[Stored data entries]

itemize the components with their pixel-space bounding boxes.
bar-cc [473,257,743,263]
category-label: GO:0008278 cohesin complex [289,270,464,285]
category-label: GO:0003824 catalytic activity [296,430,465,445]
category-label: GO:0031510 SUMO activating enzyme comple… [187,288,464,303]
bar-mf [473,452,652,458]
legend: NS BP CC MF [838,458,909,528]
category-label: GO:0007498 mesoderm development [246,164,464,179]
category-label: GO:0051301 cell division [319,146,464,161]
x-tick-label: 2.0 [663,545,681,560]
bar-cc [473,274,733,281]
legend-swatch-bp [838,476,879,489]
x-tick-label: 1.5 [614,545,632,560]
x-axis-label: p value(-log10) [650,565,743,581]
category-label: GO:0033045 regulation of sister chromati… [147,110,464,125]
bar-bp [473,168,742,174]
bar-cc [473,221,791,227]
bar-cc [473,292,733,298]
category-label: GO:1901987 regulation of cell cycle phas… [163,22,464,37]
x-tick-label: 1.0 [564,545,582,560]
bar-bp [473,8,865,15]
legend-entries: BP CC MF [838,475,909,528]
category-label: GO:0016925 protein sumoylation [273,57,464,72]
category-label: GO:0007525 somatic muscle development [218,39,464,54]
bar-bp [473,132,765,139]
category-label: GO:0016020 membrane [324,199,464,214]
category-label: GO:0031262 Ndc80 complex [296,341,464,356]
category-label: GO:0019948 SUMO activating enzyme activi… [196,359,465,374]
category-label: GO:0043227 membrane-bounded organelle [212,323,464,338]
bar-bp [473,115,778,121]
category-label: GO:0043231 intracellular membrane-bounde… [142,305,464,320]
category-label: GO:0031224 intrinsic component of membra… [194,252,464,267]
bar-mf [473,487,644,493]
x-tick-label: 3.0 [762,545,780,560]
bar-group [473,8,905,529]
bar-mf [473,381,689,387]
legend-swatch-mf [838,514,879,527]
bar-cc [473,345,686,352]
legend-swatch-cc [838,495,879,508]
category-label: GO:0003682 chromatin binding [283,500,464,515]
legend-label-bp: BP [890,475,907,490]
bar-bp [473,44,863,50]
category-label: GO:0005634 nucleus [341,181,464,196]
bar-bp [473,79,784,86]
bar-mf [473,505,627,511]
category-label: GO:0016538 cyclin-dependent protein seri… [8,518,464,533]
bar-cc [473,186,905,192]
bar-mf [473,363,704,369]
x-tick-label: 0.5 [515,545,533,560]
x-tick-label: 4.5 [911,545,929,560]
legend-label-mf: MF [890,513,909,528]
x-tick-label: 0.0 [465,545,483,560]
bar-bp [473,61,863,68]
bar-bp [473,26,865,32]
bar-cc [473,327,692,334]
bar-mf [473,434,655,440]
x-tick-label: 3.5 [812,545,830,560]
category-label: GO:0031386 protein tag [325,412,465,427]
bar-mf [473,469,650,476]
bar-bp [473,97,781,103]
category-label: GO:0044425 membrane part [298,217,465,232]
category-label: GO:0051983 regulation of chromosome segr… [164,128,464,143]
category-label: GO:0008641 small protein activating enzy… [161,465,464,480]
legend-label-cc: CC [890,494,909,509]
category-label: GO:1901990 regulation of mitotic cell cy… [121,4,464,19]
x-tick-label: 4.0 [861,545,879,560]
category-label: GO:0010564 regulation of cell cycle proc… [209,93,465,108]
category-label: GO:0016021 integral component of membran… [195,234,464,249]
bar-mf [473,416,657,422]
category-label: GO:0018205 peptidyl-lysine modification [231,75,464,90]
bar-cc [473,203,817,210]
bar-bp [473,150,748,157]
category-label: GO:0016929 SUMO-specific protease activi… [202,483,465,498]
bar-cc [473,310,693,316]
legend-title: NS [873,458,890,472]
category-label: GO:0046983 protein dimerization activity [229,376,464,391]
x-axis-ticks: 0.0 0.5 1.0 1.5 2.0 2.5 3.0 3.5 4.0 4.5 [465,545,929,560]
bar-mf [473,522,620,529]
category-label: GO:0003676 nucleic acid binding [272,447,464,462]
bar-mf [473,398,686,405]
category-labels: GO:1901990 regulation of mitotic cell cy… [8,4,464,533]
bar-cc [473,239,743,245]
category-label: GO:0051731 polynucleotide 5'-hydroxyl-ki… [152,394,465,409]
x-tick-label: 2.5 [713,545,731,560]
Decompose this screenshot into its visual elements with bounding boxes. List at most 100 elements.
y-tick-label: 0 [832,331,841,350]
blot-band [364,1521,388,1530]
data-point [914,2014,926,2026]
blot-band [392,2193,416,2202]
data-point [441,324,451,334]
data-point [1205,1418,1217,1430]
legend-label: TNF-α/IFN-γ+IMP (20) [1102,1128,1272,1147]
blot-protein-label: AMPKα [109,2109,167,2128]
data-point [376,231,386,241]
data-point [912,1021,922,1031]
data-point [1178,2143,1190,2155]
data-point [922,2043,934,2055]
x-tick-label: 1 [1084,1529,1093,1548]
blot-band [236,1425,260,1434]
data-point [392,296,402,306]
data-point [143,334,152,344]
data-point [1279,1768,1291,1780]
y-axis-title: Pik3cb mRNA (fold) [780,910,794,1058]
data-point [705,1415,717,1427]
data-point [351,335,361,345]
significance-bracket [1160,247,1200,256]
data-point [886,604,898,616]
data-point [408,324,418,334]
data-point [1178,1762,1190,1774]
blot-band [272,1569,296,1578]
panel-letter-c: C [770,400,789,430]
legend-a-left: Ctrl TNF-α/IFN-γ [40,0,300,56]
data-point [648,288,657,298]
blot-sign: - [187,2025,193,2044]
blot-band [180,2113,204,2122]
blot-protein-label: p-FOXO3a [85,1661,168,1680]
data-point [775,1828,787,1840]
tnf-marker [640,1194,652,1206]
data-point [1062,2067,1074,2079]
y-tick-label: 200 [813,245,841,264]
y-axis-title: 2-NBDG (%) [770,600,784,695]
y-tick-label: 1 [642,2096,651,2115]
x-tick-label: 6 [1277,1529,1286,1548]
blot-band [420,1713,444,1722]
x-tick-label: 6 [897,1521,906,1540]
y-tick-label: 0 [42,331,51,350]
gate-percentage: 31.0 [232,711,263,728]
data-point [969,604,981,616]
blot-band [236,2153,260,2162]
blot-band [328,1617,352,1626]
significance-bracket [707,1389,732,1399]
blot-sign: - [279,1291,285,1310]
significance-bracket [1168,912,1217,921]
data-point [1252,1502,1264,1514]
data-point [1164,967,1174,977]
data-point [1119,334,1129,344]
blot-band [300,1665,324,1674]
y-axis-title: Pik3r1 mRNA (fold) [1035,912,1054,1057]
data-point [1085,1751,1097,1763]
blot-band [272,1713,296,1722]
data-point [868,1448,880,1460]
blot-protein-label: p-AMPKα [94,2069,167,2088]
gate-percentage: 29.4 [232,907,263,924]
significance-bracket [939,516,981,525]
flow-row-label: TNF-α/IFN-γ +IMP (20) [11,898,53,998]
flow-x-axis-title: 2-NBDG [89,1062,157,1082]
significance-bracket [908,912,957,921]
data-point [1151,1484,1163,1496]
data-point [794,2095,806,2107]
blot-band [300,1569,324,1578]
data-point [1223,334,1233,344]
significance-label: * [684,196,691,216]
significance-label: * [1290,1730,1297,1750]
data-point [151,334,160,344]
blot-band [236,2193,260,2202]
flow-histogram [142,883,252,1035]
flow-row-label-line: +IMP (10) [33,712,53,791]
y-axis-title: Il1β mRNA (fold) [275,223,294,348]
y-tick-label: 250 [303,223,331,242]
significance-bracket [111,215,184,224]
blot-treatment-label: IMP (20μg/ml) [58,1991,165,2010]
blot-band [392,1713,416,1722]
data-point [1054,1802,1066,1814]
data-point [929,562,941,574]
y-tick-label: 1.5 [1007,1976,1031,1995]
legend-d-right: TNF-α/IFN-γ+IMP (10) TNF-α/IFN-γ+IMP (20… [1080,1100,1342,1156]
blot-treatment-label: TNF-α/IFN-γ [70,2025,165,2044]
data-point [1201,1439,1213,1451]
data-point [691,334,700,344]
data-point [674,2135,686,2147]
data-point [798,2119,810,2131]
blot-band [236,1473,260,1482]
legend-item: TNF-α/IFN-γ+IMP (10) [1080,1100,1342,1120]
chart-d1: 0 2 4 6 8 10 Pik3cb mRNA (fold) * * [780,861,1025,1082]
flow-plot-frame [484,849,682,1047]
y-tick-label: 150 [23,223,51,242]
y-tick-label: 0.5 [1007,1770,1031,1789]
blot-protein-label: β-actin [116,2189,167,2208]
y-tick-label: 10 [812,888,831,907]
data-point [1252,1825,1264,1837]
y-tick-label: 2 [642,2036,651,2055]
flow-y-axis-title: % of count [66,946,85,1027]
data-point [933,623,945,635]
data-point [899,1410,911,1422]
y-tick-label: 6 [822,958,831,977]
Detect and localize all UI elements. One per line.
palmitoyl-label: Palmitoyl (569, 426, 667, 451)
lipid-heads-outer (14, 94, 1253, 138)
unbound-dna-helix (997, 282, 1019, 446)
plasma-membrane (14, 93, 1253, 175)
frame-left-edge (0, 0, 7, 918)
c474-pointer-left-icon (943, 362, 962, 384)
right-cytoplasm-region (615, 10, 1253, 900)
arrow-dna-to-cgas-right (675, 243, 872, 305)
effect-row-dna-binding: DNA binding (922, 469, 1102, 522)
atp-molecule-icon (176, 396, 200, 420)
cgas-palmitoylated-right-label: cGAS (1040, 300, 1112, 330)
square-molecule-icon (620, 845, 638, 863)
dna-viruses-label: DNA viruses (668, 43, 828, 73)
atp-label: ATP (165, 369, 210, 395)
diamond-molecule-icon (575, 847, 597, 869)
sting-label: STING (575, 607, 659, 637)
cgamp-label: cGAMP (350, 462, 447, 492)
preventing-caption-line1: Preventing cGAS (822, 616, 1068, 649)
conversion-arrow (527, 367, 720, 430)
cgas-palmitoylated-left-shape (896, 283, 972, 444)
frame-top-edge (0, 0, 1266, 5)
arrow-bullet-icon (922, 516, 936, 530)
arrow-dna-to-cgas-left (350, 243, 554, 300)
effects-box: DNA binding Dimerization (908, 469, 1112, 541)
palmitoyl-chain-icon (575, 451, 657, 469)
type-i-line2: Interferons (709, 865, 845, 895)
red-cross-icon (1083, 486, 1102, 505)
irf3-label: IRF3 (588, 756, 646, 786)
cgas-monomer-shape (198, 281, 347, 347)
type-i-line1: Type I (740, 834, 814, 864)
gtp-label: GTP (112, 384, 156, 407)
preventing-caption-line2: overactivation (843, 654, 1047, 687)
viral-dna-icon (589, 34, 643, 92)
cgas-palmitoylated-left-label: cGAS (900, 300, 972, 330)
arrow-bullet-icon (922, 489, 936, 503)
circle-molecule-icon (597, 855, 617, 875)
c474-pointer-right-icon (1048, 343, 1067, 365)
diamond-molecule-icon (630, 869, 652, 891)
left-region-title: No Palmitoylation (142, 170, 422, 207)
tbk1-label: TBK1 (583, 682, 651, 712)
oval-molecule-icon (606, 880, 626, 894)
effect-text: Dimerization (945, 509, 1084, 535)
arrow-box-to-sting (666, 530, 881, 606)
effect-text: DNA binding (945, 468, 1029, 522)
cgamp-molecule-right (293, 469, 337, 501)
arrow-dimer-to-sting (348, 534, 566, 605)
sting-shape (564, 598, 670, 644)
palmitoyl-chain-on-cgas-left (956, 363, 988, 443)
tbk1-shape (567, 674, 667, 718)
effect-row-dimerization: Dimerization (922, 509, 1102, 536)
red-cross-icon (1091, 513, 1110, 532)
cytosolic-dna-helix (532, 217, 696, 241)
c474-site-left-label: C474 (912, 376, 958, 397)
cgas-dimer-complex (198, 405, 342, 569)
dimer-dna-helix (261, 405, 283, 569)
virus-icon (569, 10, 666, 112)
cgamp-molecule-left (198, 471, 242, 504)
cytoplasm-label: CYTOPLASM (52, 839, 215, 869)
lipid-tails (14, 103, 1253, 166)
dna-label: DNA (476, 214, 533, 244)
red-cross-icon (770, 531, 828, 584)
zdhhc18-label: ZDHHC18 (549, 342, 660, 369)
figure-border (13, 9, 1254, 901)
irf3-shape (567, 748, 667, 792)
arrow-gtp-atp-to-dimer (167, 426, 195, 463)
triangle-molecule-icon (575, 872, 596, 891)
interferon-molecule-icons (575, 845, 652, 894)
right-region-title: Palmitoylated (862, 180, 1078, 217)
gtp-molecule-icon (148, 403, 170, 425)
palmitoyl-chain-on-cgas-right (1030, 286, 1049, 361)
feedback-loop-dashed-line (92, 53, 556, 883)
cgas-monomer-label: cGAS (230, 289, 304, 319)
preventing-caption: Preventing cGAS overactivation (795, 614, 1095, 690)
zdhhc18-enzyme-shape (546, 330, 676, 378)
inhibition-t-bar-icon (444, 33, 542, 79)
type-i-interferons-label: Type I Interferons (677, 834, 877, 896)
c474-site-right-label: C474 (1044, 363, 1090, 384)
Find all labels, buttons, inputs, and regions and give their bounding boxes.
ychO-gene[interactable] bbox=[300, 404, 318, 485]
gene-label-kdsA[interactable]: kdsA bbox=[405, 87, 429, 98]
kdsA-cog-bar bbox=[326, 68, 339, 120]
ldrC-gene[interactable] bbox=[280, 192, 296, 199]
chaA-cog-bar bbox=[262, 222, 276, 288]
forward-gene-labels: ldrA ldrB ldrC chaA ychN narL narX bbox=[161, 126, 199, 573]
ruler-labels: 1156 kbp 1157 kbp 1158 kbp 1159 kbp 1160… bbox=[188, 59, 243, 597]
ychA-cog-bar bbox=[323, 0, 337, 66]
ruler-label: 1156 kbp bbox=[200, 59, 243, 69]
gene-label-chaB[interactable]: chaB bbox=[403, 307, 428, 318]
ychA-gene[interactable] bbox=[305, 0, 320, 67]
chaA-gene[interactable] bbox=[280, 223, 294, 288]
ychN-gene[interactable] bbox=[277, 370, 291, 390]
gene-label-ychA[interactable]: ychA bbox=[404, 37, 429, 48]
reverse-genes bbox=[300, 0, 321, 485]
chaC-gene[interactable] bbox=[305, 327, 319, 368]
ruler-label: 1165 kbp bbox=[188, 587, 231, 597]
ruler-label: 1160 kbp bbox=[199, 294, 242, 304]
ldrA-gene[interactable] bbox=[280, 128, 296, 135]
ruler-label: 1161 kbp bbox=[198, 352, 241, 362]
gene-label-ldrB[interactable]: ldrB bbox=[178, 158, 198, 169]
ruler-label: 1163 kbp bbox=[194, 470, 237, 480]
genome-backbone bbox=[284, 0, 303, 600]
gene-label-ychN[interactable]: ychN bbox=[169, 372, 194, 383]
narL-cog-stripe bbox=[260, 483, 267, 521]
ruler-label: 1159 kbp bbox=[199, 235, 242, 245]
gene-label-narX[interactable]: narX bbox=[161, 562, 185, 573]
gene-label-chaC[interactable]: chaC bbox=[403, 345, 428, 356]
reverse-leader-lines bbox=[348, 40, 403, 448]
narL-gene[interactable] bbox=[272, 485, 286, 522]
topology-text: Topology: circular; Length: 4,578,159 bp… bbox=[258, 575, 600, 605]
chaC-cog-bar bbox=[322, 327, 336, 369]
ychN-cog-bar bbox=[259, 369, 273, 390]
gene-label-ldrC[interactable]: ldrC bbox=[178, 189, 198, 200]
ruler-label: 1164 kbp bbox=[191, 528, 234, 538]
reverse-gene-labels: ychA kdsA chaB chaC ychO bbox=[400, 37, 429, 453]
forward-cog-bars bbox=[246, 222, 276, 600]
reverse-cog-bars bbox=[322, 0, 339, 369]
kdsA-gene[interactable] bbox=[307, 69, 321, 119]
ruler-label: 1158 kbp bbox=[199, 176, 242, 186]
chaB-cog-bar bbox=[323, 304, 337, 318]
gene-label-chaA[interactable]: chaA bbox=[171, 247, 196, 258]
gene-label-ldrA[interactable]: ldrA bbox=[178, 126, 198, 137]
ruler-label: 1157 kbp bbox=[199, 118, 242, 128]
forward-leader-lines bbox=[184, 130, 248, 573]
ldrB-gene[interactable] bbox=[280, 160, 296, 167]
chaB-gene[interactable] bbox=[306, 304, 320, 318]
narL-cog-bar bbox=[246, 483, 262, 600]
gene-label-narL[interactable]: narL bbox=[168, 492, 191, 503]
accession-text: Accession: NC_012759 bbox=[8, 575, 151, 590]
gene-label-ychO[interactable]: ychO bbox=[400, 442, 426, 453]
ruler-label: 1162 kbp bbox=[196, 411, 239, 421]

Task to carry out:
Respond with a number only, the count of lines in the entries where the string "cross" occurs.

Response:
3